What follows is a listing; restate every line of it word for word.

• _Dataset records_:
[START]
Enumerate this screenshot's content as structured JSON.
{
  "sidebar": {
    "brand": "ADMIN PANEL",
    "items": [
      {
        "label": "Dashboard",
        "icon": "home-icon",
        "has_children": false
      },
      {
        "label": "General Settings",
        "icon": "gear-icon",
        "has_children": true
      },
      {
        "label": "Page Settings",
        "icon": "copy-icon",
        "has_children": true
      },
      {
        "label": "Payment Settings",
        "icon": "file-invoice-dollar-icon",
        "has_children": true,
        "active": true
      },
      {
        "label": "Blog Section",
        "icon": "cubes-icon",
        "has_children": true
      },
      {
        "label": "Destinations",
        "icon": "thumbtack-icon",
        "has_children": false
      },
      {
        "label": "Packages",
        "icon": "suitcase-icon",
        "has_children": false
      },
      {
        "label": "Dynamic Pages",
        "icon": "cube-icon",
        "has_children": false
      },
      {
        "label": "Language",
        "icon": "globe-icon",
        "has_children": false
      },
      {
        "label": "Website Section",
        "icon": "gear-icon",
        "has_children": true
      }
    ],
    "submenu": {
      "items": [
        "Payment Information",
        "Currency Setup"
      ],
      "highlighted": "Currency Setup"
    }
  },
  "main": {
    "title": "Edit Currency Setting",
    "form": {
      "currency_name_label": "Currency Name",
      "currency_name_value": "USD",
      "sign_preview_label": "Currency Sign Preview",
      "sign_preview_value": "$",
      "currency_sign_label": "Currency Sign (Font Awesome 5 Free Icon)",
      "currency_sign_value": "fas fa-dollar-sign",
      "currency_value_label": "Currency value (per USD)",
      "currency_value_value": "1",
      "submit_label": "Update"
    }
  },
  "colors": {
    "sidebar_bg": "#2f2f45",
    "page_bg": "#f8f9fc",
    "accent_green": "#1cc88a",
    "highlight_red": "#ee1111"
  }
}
[END]
• _Written response_:
Enumerate this screenshot's content as structured JSON.
{
  "sidebar": {
    "brand": "ADMIN PANEL",
    "items": [
      {
        "label": "Dashboard",
        "icon": "home-icon",
        "has_children": false
      },
      {
        "label": "General Settings",
        "icon": "gear-icon",
        "has_children": true
      },
      {
        "label": "Page Settings",
        "icon": "copy-icon",
        "has_children": true
      },
      {
        "label": "Payment Settings",
        "icon": "file-invoice-dollar-icon",
        "has_children": true,
        "active": true
      },
      {
        "label": "Blog Section",
        "icon": "cubes-icon",
        "has_children": true
      },
      {
        "label": "Destinations",
        "icon": "thumbtack-icon",
        "has_children": false
      },
      {
        "label": "Packages",
        "icon": "suitcase-icon",
        "has_children": false
      },
      {
        "label": "Dynamic Pages",
        "icon": "cube-icon",
        "has_children": false
      },
      {
        "label": "Language",
        "icon": "globe-icon",
        "has_children": false
      },
      {
        "label": "Website Section",
        "icon": "gear-icon",
        "has_children": true
      }
    ],
    "submenu": {
      "items": [
        "Payment Information",
        "Currency Setup"
      ],
      "highlighted": "Currency Setup"
    }
  },
  "main": {
    "title": "Edit Currency Setting",
    "form": {
      "currency_name_label": "Currency Name",
      "currency_name_value": "USD",
      "sign_preview_label": "Currency Sign Preview",
      "sign_preview_value": "$",
      "currency_sign_label": "Currency Sign (Font Awesome 5 Free Icon)",
      "currency_sign_value": "fas fa-dollar-sign",
      "currency_value_label": "Currency value (per USD)",
      "currency_value_value": "1",
      "submit_label": "Update"
    }
  },
  "colors": {
    "sidebar_bg": "#2f2f45",
    "page_bg": "#f8f9fc",
    "accent_green": "#1cc88a",
    "highlight_red": "#ee1111"
  }
}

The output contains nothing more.